**WHAT THIS TASK INVOLVES:**
Go through the records underneath and write each one out again exactly.

[Part of a data file]
= = = =

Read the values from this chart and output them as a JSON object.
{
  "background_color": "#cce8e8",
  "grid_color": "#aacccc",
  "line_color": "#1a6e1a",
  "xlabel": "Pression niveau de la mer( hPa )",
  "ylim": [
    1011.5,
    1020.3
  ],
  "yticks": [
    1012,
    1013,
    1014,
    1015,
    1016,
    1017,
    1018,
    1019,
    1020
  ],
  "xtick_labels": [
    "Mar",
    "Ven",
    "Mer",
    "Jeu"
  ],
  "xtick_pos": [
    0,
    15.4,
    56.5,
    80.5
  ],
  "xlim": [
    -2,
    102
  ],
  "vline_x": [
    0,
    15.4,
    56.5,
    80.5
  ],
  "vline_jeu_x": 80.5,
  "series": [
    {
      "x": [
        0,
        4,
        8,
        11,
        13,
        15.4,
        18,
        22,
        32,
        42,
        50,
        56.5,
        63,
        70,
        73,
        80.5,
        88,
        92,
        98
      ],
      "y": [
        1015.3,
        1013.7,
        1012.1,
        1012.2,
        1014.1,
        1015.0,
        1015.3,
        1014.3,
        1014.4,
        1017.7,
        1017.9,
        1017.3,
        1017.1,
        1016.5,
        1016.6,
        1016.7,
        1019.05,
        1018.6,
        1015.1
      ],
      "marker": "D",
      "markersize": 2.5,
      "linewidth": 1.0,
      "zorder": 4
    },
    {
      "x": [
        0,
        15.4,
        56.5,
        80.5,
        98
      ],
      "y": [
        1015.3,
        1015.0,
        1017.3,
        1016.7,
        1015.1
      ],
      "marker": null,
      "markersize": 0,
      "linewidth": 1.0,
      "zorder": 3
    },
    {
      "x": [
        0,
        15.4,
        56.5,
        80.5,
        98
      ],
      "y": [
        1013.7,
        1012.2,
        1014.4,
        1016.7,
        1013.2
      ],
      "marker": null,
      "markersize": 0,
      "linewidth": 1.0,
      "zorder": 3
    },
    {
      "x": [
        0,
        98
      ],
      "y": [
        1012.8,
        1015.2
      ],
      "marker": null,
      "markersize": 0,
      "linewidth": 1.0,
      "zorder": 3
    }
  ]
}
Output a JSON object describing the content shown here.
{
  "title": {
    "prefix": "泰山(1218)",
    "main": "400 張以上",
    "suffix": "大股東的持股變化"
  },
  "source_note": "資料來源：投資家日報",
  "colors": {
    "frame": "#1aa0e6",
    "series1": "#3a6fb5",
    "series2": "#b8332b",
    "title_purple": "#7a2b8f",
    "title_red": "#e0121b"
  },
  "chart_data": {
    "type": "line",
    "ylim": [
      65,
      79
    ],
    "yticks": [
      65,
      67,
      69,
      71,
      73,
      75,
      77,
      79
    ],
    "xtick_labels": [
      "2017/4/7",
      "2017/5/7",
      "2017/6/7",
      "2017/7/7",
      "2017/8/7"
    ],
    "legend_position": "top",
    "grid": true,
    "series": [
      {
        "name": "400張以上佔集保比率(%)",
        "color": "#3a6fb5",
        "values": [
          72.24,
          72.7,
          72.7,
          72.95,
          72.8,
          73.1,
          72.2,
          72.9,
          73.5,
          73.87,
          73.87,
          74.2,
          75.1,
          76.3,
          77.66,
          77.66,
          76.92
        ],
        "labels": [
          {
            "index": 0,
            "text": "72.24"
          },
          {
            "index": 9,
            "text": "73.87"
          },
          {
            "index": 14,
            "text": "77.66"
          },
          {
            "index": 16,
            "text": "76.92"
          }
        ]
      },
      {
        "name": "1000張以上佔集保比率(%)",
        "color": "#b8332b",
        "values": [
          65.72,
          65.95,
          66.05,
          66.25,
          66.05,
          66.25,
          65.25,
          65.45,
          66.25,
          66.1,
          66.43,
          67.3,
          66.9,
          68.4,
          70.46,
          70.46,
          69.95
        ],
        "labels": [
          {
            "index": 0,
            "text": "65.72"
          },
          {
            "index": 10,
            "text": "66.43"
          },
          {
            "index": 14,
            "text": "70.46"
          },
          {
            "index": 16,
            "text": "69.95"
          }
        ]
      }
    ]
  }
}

= = = =

**FINISHED ANSWER:**
Read the values from this chart and output them as a JSON object.
{
  "background_color": "#cce8e8",
  "grid_color": "#aacccc",
  "line_color": "#1a6e1a",
  "xlabel": "Pression niveau de la mer( hPa )",
  "ylim": [
    1011.5,
    1020.3
  ],
  "yticks": [
    1012,
    1013,
    1014,
    1015,
    1016,
    1017,
    1018,
    1019,
    1020
  ],
  "xtick_labels": [
    "Mar",
    "Ven",
    "Mer",
    "Jeu"
  ],
  "xtick_pos": [
    0,
    15.4,
    56.5,
    80.5
  ],
  "xlim": [
    -2,
    102
  ],
  "vline_x": [
    0,
    15.4,
    56.5,
    80.5
  ],
  "vline_jeu_x": 80.5,
  "series": [
    {
      "x": [
        0,
        4,
        8,
        11,
        13,
        15.4,
        18,
        22,
        32,
        42,
        50,
        56.5,
        63,
        70,
        73,
        80.5,
        88,
        92,
        98
      ],
      "y": [
        1015.3,
        1013.7,
        1012.1,
        1012.2,
        1014.1,
        1015.0,
        1015.3,
        1014.3,
        1014.4,
        1017.7,
        1017.9,
        1017.3,
        1017.1,
        1016.5,
        1016.6,
        1016.7,
        1019.05,
        1018.6,
        1015.1
      ],
      "marker": "D",
      "markersize": 2.5,
      "linewidth": 1.0,
      "zorder": 4
    },
    {
      "x": [
        0,
        15.4,
        56.5,
        80.5,
        98
      ],
      "y": [
        1015.3,
        1015.0,
        1017.3,
        1016.7,
        1015.1
      ],
      "marker": null,
      "markersize": 0,
      "linewidth": 1.0,
      "zorder": 3
    },
    {
      "x": [
        0,
        15.4,
        56.5,
        80.5,
        98
      ],
      "y": [
        1013.7,
        1012.2,
        1014.4,
        1016.7,
        1013.2
      ],
      "marker": null,
      "markersize": 0,
      "linewidth": 1.0,
      "zorder": 3
    },
    {
      "x": [
        0,
        98
      ],
      "y": [
        1012.8,
        1015.2
      ],
      "marker": null,
      "markersize": 0,
      "linewidth": 1.0,
      "zorder": 3
    }
  ]
}
Output a JSON object describing the content shown here.
{
  "title": {
    "prefix": "泰山(1218)",
    "main": "400 張以上",
    "suffix": "大股東的持股變化"
  },
  "source_note": "資料來源：投資家日報",
  "colors": {
    "frame": "#1aa0e6",
    "series1": "#3a6fb5",
    "series2": "#b8332b",
    "title_purple": "#7a2b8f",
    "title_red": "#e0121b"
  },
  "chart_data": {
    "type": "line",
    "ylim": [
      65,
      79
    ],
    "yticks": [
      65,
      67,
      69,
      71,
      73,
      75,
      77,
      79
    ],
    "xtick_labels": [
      "2017/4/7",
      "2017/5/7",
      "2017/6/7",
      "2017/7/7",
      "2017/8/7"
    ],
    "legend_position": "top",
    "grid": true,
    "series": [
      {
        "name": "400張以上佔集保比率(%)",
        "color": "#3a6fb5",
        "values": [
          72.24,
          72.7,
          72.7,
          72.95,
          72.8,
          73.1,
          72.2,
          72.9,
          73.5,
          73.87,
          73.87,
          74.2,
          75.1,
          76.3,
          77.66,
          77.66,
          76.92
        ],
        "labels": [
          {
            "index": 0,
            "text": "72.24"
          },
          {
            "index": 9,
            "text": "73.87"
          },
          {
            "index": 14,
            "text": "77.66"
          },
          {
            "index": 16,
            "text": "76.92"
          }
        ]
      },
      {
        "name": "1000張以上佔集保比率(%)",
        "color": "#b8332b",
        "values": [
          65.72,
          65.95,
          66.05,
          66.25,
          66.05,
          66.25,
          65.25,
          65.45,
          66.25,
          66.1,
          66.43,
          67.3,
          66.9,
          68.4,
          70.46,
          70.46,
          69.95
        ],
        "labels": [
          {
            "index": 0,
            "text": "65.72"
          },
          {
            "index": 10,
            "text": "66.43"
          },
          {
            "index": 14,
            "text": "70.46"
          },
          {
            "index": 16,
            "text": "69.95"
          }
        ]
      }
    ]
  }
}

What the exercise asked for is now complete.